##### Material to process #####
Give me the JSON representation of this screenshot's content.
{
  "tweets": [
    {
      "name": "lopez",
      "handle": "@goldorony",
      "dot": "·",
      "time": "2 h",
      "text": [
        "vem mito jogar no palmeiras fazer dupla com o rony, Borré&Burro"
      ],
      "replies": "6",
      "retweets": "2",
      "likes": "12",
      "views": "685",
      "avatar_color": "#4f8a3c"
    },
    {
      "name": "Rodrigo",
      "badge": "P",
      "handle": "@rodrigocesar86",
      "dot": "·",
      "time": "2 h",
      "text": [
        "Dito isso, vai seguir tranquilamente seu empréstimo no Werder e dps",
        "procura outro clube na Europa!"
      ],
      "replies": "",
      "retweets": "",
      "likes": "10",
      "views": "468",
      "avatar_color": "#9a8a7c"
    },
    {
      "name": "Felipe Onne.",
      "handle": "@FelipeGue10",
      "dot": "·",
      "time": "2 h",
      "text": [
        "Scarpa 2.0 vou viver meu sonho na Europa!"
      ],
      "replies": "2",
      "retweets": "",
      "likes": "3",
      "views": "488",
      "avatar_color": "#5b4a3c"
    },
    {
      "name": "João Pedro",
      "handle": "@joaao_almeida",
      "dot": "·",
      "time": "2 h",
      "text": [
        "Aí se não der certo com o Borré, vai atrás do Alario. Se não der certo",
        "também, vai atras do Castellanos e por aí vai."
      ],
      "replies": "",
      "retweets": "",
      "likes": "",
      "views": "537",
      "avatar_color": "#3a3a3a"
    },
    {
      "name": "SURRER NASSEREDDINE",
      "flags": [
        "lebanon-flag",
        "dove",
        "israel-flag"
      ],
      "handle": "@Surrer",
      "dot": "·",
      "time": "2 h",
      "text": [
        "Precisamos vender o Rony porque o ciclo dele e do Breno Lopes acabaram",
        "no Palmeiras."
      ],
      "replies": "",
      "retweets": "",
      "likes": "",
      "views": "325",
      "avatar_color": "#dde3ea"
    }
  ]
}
#####
Instruction
List every line above containing the word "likes".

Exercise result
      "likes": "12",
      "likes": "10",
      "likes": "3",
      "likes": "",
      "likes": "",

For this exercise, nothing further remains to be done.